### GIVEN PROBLEM
Repeat each entry as written and leave the images out of the copy.

### RAW RECORDS
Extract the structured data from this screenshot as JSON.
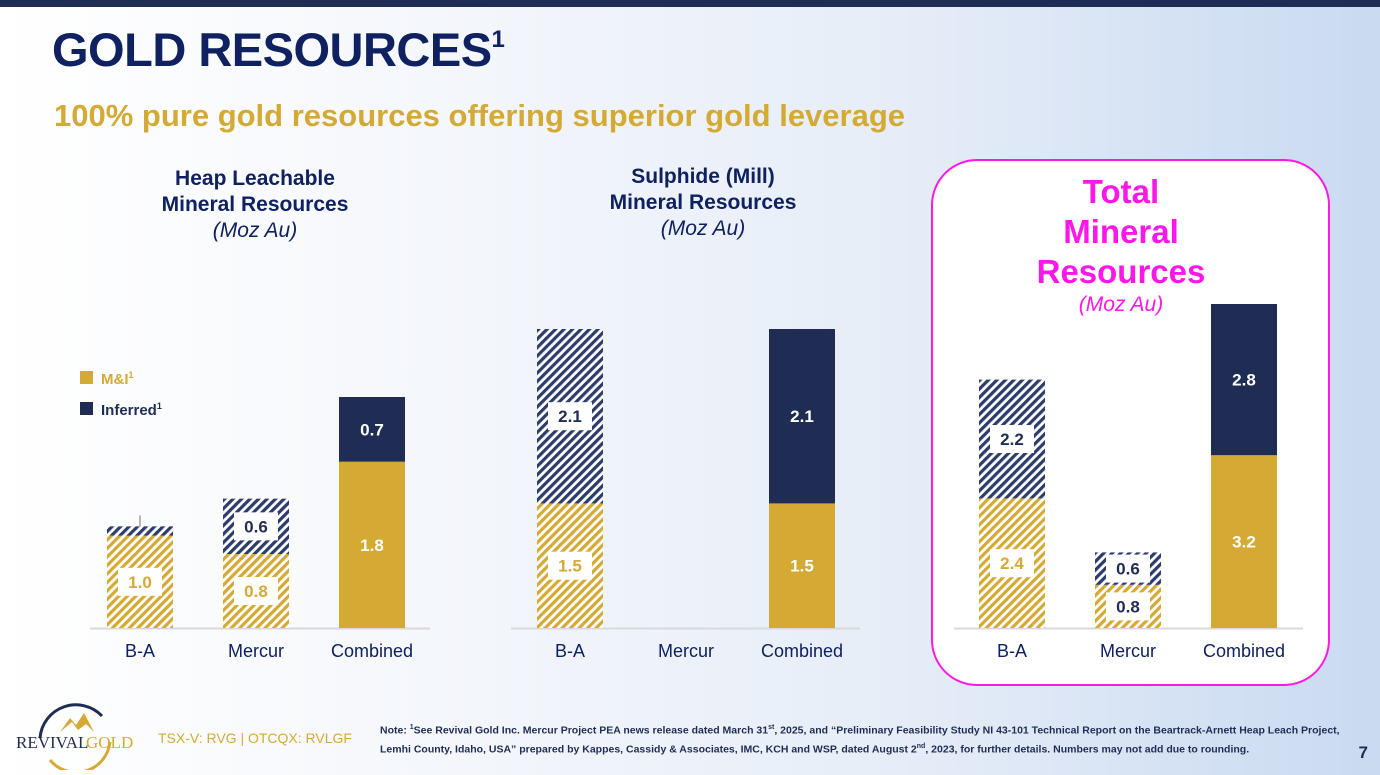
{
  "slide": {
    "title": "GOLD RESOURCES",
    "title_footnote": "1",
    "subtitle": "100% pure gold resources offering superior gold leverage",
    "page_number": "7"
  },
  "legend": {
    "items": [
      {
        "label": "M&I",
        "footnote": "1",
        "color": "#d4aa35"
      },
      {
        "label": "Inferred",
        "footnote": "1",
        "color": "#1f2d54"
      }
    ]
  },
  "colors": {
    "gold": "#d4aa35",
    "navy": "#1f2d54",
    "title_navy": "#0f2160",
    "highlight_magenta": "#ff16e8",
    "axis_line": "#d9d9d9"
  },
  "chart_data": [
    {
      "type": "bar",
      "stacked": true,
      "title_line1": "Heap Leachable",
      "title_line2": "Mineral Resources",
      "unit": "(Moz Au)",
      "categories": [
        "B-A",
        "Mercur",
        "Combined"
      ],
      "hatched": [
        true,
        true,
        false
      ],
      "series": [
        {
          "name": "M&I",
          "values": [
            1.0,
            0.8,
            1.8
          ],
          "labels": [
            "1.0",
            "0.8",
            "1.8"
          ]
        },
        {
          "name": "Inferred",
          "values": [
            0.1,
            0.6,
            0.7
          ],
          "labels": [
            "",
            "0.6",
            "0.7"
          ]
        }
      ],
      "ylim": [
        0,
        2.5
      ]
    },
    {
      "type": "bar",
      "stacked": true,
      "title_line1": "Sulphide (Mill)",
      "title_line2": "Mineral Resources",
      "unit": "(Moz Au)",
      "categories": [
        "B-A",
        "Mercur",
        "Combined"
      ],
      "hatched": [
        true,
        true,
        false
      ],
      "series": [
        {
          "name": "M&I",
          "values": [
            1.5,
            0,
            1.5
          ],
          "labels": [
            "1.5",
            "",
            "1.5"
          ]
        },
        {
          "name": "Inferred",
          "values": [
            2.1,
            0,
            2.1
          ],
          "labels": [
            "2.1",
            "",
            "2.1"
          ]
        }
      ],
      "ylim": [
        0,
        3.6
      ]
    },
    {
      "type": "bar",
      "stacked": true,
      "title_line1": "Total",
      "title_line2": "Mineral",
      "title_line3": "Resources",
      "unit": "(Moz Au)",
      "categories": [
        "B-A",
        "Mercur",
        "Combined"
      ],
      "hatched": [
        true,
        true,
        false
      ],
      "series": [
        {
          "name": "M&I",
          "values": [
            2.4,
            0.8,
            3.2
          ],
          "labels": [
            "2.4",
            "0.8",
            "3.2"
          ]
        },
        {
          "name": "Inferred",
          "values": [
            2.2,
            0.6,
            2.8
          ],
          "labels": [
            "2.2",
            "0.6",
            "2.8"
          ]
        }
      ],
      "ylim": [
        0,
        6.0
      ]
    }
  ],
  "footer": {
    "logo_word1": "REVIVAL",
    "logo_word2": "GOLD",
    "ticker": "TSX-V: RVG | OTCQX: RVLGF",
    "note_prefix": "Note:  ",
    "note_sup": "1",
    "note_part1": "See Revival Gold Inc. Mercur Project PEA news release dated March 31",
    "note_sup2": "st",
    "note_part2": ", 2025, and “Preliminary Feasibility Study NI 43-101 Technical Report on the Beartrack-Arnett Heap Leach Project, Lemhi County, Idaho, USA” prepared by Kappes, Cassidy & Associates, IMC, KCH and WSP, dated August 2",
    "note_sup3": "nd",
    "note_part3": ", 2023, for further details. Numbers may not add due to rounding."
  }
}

### EXERCISE ANSWER
Extract the structured data from this screenshot as JSON.
{
  "slide": {
    "title": "GOLD RESOURCES",
    "title_footnote": "1",
    "subtitle": "100% pure gold resources offering superior gold leverage",
    "page_number": "7"
  },
  "legend": {
    "items": [
      {
        "label": "M&I",
        "footnote": "1",
        "color": "#d4aa35"
      },
      {
        "label": "Inferred",
        "footnote": "1",
        "color": "#1f2d54"
      }
    ]
  },
  "colors": {
    "gold": "#d4aa35",
    "navy": "#1f2d54",
    "title_navy": "#0f2160",
    "highlight_magenta": "#ff16e8",
    "axis_line": "#d9d9d9"
  },
  "chart_data": [
    {
      "type": "bar",
      "stacked": true,
      "title_line1": "Heap Leachable",
      "title_line2": "Mineral Resources",
      "unit": "(Moz Au)",
      "categories": [
        "B-A",
        "Mercur",
        "Combined"
      ],
      "hatched": [
        true,
        true,
        false
      ],
      "series": [
        {
          "name": "M&I",
          "values": [
            1.0,
            0.8,
            1.8
          ],
          "labels": [
            "1.0",
            "0.8",
            "1.8"
          ]
        },
        {
          "name": "Inferred",
          "values": [
            0.1,
            0.6,
            0.7
          ],
          "labels": [
            "",
            "0.6",
            "0.7"
          ]
        }
      ],
      "ylim": [
        0,
        2.5
      ]
    },
    {
      "type": "bar",
      "stacked": true,
      "title_line1": "Sulphide (Mill)",
      "title_line2": "Mineral Resources",
      "unit": "(Moz Au)",
      "categories": [
        "B-A",
        "Mercur",
        "Combined"
      ],
      "hatched": [
        true,
        true,
        false
      ],
      "series": [
        {
          "name": "M&I",
          "values": [
            1.5,
            0,
            1.5
          ],
          "labels": [
            "1.5",
            "",
            "1.5"
          ]
        },
        {
          "name": "Inferred",
          "values": [
            2.1,
            0,
            2.1
          ],
          "labels": [
            "2.1",
            "",
            "2.1"
          ]
        }
      ],
      "ylim": [
        0,
        3.6
      ]
    },
    {
      "type": "bar",
      "stacked": true,
      "title_line1": "Total",
      "title_line2": "Mineral",
      "title_line3": "Resources",
      "unit": "(Moz Au)",
      "categories": [
        "B-A",
        "Mercur",
        "Combined"
      ],
      "hatched": [
        true,
        true,
        false
      ],
      "series": [
        {
          "name": "M&I",
          "values": [
            2.4,
            0.8,
            3.2
          ],
          "labels": [
            "2.4",
            "0.8",
            "3.2"
          ]
        },
        {
          "name": "Inferred",
          "values": [
            2.2,
            0.6,
            2.8
          ],
          "labels": [
            "2.2",
            "0.6",
            "2.8"
          ]
        }
      ],
      "ylim": [
        0,
        6.0
      ]
    }
  ],
  "footer": {
    "logo_word1": "REVIVAL",
    "logo_word2": "GOLD",
    "ticker": "TSX-V: RVG | OTCQX: RVLGF",
    "note_prefix": "Note:  ",
    "note_sup": "1",
    "note_part1": "See Revival Gold Inc. Mercur Project PEA news release dated March 31",
    "note_sup2": "st",
    "note_part2": ", 2025, and “Preliminary Feasibility Study NI 43-101 Technical Report on the Beartrack-Arnett Heap Leach Project, Lemhi County, Idaho, USA” prepared by Kappes, Cassidy & Associates, IMC, KCH and WSP, dated August 2",
    "note_sup3": "nd",
    "note_part3": ", 2023, for further details. Numbers may not add due to rounding."
  }
}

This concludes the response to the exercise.